▸ **Objective**: Gather, from the data below, each line in which the word "Розділ" occurs.

▸ **Task inputs**:

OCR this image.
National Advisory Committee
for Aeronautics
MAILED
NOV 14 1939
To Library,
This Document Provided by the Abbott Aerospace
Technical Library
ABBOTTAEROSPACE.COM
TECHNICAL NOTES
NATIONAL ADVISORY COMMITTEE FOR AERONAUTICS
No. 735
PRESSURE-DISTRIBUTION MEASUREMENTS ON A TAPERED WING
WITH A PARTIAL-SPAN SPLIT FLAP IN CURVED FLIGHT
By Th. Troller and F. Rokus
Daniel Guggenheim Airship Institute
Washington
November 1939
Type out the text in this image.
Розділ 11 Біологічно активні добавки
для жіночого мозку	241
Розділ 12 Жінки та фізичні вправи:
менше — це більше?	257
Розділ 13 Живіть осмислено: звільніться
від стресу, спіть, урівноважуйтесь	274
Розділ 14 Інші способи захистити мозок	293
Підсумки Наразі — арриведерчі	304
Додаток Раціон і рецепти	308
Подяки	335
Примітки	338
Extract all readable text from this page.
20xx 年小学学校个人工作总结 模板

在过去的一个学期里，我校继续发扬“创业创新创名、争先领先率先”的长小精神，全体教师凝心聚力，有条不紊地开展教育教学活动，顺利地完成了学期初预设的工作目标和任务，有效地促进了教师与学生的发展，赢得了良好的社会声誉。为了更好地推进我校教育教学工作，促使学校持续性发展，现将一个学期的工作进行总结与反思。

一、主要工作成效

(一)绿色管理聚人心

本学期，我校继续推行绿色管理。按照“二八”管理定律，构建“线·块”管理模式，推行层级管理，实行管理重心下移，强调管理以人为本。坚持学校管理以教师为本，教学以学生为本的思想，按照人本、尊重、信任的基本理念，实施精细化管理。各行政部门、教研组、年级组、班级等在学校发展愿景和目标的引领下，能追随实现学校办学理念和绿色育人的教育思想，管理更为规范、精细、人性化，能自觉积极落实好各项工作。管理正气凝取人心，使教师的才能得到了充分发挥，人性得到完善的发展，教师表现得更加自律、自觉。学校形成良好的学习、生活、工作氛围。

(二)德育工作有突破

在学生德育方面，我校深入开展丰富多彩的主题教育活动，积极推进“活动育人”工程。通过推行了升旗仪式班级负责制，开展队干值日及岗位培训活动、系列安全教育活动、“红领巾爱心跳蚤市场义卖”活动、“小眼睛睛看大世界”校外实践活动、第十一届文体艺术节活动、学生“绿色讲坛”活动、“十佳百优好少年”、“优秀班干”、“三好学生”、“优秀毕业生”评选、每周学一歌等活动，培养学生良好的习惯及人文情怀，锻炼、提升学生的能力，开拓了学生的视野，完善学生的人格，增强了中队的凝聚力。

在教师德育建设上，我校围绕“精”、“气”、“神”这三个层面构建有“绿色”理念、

▸ **Exercise response**:
Розділ 11 Біологічно активні добавки
Розділ 12 Жінки та фізичні вправи:
Розділ 13 Живіть осмислено: звільніться
Розділ 14 Інші способи захистити мозок	293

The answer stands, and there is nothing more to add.